— THE REQUEST —
Note each line that includes the word "thereof". Copy those lines.
** begin SUPPLIED MATERIAL **
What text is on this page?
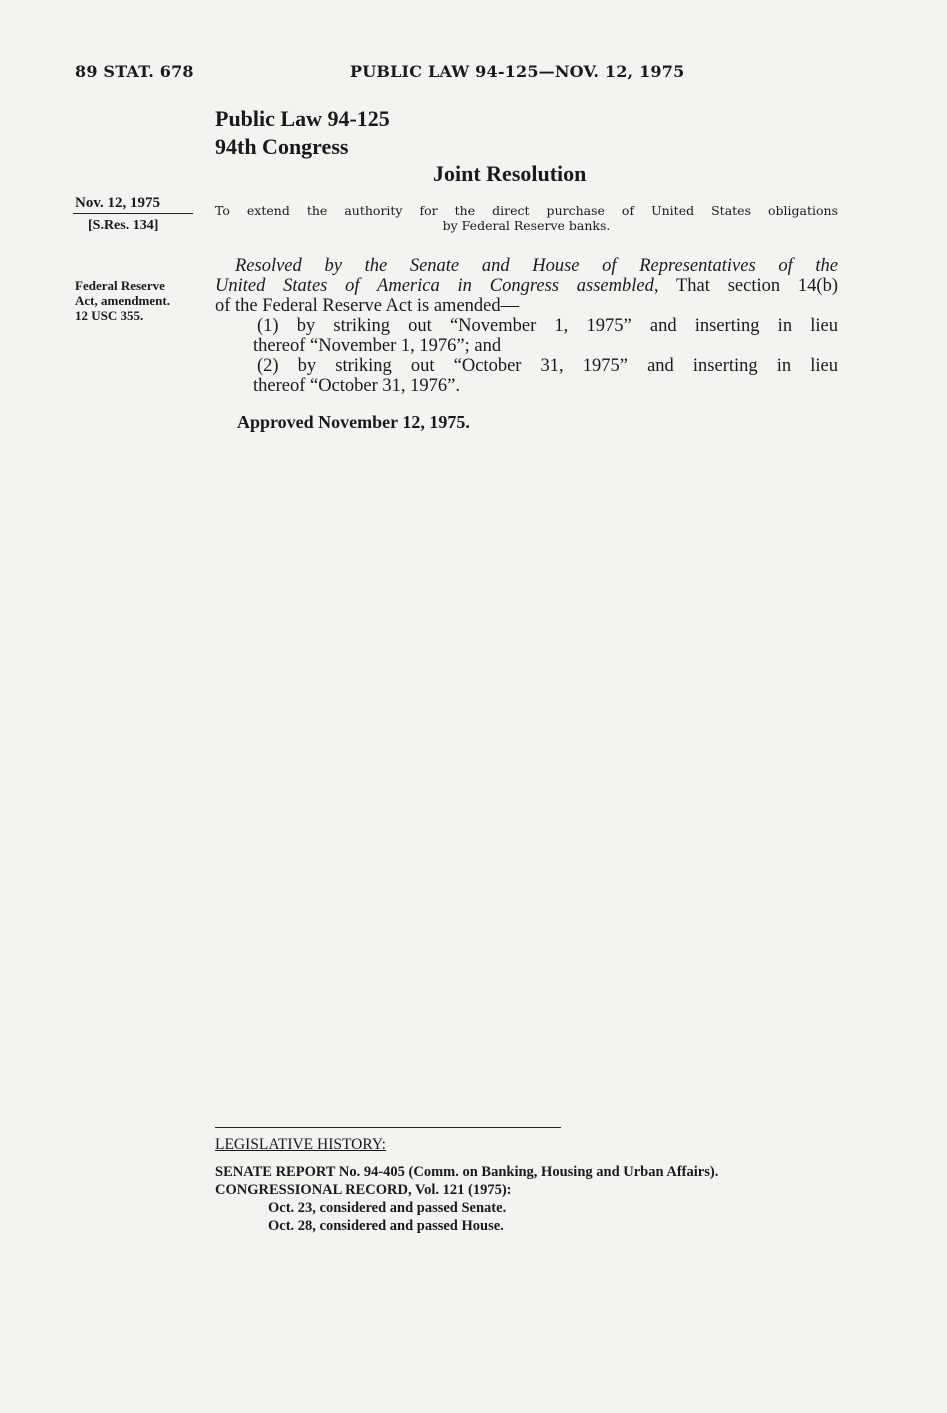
89 STAT. 678	PUBLIC LAW 94-125—NOV. 12, 1975
Public Law 94-125
94th Congress
Joint Resolution
Nov. 12, 1975
[S.Res. 134]
Federal Reserve
Act, amendment.
12 USC 355.
To extend the authority for the direct purchase of United States obligations
by Federal Reserve banks.
Resolved by the Senate and House of Representatives of the
United States of America in Congress assembled, That section 14(b)
of the Federal Reserve Act is amended—
(1) by striking out “November 1, 1975” and inserting in lieu
thereof “November 1, 1976”; and
(2) by striking out “October 31, 1975” and inserting in lieu
thereof “October 31, 1976”.
Approved November 12, 1975.
LEGISLATIVE HISTORY:
SENATE REPORT No. 94-405 (Comm. on Banking, Housing and Urban Affairs).
CONGRESSIONAL RECORD, Vol. 121 (1975):
Oct. 23, considered and passed Senate.
Oct. 28, considered and passed House.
** end SUPPLIED MATERIAL **
— ANSWER TO THE EXERCISE —
thereof “November 1, 1976”; and
thereof “October 31, 1976”.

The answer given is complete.